■ REQUIRED TASK:
Recast the lines in the item below as a numbered list, from the line with "- total-price-2016: 21,15: [492, 591, 648, 641]" to the line with "- column-header-june-2019: Июнь", both included. Leave out any blank lines.

■ DATA PROVIDED:

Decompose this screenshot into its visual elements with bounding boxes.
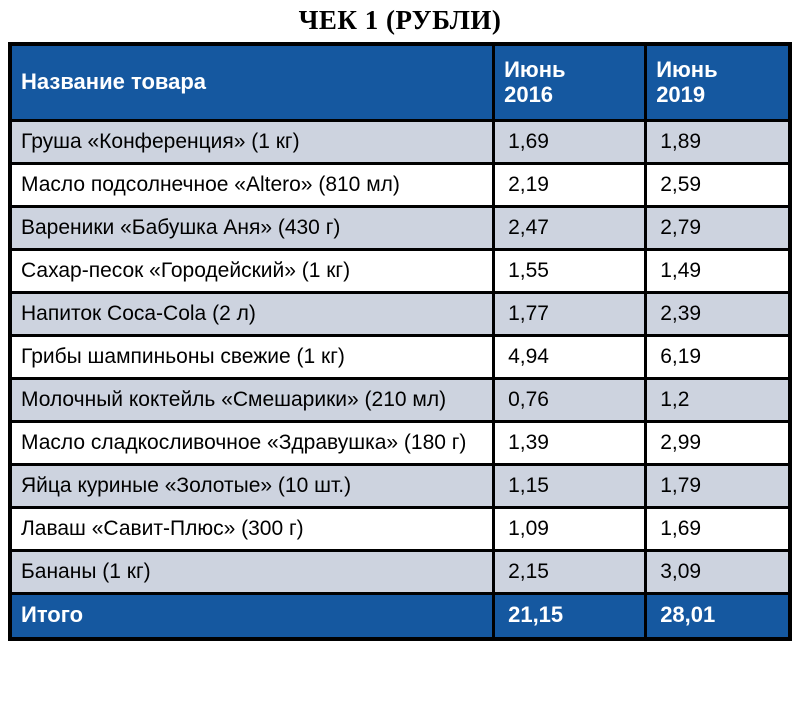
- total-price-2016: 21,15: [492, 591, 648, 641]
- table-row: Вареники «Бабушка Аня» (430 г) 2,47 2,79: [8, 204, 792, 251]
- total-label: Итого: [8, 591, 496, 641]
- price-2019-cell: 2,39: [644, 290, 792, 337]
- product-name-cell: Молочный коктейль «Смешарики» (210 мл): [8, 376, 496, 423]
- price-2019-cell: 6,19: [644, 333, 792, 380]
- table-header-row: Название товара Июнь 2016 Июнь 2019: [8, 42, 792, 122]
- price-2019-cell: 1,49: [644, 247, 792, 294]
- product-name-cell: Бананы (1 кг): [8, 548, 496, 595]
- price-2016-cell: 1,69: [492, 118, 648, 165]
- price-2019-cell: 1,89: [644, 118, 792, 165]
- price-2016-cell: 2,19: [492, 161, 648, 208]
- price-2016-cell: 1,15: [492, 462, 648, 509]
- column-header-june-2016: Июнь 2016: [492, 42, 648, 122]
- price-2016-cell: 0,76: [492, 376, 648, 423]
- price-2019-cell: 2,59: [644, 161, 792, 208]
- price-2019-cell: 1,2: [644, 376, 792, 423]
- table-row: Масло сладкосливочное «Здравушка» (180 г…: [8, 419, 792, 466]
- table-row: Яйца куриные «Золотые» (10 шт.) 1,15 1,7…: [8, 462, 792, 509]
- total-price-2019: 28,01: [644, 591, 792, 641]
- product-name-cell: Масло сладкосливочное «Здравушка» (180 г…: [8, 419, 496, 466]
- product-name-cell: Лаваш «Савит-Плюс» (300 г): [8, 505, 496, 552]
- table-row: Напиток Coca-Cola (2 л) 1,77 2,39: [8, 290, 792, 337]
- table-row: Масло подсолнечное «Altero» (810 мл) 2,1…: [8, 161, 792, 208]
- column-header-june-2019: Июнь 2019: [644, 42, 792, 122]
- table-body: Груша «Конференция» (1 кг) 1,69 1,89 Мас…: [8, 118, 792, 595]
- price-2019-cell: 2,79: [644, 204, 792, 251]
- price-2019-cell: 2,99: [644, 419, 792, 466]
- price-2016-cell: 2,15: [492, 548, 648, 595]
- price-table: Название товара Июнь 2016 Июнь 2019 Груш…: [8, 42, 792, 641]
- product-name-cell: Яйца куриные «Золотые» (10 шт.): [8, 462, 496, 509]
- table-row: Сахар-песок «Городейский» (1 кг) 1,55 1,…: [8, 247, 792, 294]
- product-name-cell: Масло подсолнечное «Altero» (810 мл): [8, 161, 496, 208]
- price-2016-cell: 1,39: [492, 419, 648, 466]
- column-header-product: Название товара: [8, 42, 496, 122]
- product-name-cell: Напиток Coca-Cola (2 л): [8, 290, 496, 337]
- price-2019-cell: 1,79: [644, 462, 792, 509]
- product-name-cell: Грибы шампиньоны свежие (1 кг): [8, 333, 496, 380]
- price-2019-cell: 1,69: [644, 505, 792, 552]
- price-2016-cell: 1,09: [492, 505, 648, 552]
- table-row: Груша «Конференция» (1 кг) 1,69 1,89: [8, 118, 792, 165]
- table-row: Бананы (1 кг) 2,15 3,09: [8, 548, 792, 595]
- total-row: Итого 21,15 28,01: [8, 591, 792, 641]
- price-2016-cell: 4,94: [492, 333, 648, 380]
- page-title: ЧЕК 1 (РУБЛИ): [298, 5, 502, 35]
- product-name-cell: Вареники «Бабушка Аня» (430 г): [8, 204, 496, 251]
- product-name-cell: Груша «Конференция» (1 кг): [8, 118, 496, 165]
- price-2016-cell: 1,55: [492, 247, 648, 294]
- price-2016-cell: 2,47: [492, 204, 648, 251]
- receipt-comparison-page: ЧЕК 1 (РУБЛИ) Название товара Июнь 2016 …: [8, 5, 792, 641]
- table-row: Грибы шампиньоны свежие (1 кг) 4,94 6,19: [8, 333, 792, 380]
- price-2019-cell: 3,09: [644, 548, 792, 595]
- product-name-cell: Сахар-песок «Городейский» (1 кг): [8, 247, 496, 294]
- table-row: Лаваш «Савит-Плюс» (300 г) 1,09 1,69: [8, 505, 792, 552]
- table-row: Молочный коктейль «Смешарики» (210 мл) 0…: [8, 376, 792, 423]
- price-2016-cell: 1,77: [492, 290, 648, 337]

■ ANSWER TO THIS EXERCISE:
1. - total-price-2016: 21,15: [492, 591, 648, 641]
2. - table-row: Вареники «Бабушка Аня» (430 г) 2,47 2,79: [8, 204, 792, 251]
3. - total-label: Итого: [8, 591, 496, 641]
4. - price-2019-cell: 2,39: [644, 290, 792, 337]
5. - product-name-cell: Молочный коктейль «Смешарики» (210 мл): [8, 376, 496, 423]
6. - price-2019-cell: 6,19: [644, 333, 792, 380]
7. - table-header-row: Название товара Июнь 2016 Июнь 2019: [8, 42, 792, 122]
8. - price-2019-cell: 1,49: [644, 247, 792, 294]
9. - product-name-cell: Бананы (1 кг): [8, 548, 496, 595]
10. - price-2016-cell: 1,69: [492, 118, 648, 165]
11. - price-2019-cell: 1,89: [644, 118, 792, 165]
12. - price-2016-cell: 2,19: [492, 161, 648, 208]
13. - price-2016-cell: 1,15: [492, 462, 648, 509]
14. - column-header-june-2016: Июнь 2016: [492, 42, 648, 122]
15. - price-2016-cell: 0,76: [492, 376, 648, 423]
16. - price-2019-cell: 2,59: [644, 161, 792, 208]
17. - price-2019-cell: 1,2: [644, 376, 792, 423]
18. - table-row: Масло сладкосливочное «Здравушка» (180 г…: [8, 419, 792, 466]
19. - table-row: Яйца куриные «Золотые» (10 шт.) 1,15 1,7…: [8, 462, 792, 509]
20. - total-price-2019: 28,01: [644, 591, 792, 641]
21. - product-name-cell: Масло сладкосливочное «Здравушка» (180 г…: [8, 419, 496, 466]
22. - product-name-cell: Лаваш «Савит-Плюс» (300 г): [8, 505, 496, 552]
23. - table-row: Напиток Coca-Cola (2 л) 1,77 2,39: [8, 290, 792, 337]
24. - table-row: Масло подсолнечное «Altero» (810 мл) 2,1…: [8, 161, 792, 208]
25. - column-header-june-2019: Июнь 2019: [644, 42, 792, 122]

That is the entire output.